Task description -> Using the listing beneath this task, count the lines with the word "xlabel" and write only the result.

[Records contained in a dataset]
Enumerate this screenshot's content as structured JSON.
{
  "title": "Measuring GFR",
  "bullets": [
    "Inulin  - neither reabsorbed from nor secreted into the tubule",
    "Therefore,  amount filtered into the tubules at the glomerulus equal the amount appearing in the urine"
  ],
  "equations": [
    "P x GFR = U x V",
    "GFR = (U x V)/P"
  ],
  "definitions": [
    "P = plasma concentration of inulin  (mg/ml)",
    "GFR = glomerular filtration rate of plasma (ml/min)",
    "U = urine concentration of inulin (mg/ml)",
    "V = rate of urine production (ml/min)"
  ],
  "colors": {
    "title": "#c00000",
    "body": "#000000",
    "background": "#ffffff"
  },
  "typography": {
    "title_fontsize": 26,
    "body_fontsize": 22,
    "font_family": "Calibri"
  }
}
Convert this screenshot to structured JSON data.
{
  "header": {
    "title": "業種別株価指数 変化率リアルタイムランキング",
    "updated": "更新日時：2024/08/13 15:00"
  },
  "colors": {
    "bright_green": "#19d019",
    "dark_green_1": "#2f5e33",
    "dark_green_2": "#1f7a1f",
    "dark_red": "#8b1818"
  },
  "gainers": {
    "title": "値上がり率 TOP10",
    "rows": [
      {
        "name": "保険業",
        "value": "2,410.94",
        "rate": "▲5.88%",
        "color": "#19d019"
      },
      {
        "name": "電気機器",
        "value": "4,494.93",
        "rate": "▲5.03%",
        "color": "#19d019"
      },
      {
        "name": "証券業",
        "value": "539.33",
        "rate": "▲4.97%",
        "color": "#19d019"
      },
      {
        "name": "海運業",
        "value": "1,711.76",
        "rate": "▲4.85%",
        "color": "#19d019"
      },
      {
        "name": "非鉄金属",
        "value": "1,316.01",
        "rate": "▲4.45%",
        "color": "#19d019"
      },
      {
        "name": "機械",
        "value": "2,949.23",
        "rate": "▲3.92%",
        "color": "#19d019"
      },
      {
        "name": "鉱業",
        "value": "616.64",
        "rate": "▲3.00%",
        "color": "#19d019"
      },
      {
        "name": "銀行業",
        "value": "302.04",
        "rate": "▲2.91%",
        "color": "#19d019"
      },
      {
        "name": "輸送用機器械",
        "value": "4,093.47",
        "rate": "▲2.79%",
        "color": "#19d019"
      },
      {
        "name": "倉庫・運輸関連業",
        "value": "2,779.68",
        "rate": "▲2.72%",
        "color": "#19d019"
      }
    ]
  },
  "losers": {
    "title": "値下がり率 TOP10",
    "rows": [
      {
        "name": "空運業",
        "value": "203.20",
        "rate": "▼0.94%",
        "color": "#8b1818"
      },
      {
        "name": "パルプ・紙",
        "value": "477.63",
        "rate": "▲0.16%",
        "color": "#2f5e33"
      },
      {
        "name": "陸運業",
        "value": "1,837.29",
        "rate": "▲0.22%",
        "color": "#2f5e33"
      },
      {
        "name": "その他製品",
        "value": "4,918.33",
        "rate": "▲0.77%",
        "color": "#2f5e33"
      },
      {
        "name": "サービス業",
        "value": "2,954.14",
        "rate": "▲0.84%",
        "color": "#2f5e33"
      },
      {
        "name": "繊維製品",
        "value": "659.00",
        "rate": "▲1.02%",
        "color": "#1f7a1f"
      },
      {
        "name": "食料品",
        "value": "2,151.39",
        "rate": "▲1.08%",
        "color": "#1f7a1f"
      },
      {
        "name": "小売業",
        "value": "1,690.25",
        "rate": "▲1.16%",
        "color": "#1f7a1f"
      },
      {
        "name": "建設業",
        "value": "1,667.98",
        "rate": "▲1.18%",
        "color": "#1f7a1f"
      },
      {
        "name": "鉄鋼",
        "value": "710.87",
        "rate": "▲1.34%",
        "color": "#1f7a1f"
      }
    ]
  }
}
...
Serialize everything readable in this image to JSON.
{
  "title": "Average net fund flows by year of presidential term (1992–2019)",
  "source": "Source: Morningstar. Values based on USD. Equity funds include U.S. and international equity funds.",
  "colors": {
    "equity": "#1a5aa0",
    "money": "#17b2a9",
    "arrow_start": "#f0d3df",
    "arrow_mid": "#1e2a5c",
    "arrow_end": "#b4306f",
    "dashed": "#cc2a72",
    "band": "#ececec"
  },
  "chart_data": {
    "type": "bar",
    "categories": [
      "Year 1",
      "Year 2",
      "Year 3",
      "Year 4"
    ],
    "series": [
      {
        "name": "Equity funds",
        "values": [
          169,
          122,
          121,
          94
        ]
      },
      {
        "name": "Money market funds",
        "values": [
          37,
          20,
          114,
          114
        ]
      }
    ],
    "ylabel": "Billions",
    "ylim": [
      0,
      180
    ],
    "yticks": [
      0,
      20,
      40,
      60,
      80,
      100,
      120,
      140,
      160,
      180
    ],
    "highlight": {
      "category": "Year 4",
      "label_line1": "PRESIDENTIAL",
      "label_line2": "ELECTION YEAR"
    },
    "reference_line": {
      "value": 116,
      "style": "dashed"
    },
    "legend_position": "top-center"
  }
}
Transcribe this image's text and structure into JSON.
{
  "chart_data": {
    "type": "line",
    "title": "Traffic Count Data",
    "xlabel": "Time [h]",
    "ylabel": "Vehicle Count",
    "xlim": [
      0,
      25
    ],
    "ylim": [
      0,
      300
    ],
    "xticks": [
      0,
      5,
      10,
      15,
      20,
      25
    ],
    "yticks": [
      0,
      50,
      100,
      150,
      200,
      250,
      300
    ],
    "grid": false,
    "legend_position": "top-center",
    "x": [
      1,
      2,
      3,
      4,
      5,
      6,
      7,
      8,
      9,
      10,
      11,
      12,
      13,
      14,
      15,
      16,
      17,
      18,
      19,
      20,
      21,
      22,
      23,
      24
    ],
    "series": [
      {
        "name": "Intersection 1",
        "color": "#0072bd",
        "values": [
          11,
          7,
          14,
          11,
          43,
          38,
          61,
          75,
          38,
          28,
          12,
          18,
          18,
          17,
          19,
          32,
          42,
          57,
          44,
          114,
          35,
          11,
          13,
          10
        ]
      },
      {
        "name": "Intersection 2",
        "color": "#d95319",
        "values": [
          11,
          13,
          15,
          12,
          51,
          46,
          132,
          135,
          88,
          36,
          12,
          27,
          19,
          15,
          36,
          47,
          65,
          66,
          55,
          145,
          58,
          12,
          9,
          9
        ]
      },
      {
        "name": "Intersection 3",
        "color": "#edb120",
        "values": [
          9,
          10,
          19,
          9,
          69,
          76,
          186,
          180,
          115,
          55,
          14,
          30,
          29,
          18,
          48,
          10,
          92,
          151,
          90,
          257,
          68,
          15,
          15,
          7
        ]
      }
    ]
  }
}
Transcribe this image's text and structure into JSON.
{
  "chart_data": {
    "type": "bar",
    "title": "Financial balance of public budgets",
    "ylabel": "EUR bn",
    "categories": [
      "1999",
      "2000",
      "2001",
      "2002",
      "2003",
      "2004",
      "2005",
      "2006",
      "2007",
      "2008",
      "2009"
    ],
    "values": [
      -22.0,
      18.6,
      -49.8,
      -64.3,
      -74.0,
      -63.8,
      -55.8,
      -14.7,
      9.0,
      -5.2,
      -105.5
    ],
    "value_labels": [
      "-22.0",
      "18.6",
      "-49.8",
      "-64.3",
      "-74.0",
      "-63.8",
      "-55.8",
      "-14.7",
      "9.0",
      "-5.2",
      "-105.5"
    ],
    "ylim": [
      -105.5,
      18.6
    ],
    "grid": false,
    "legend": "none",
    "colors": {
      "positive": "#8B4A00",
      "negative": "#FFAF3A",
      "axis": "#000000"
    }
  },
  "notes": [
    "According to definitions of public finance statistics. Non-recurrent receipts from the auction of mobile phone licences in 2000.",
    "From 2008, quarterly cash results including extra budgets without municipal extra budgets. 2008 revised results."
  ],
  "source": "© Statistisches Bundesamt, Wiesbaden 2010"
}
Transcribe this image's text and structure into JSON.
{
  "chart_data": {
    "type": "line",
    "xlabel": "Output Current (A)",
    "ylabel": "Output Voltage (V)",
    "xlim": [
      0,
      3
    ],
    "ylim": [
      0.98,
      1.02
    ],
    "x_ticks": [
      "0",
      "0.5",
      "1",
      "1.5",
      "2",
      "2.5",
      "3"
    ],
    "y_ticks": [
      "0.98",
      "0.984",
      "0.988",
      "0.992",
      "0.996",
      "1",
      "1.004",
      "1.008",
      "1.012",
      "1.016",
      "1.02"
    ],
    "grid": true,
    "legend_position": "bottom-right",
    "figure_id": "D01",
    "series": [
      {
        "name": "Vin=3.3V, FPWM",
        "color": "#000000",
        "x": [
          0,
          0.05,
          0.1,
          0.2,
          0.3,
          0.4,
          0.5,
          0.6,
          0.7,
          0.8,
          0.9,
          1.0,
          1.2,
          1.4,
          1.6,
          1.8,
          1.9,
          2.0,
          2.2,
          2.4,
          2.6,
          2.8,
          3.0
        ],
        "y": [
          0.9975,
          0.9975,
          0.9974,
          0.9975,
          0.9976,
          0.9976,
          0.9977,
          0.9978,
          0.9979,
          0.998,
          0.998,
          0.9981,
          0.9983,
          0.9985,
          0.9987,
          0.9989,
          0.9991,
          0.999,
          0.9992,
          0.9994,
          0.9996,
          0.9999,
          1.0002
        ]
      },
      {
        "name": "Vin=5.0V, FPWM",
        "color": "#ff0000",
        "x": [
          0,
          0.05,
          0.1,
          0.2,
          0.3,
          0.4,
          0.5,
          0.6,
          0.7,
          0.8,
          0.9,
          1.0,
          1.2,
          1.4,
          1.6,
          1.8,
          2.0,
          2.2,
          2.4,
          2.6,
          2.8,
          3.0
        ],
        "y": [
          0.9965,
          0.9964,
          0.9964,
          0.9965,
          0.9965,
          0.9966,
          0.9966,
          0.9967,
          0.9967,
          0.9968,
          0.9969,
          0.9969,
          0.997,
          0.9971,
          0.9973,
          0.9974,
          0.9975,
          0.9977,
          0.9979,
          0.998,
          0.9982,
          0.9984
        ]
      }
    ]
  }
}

Exercise result -> 2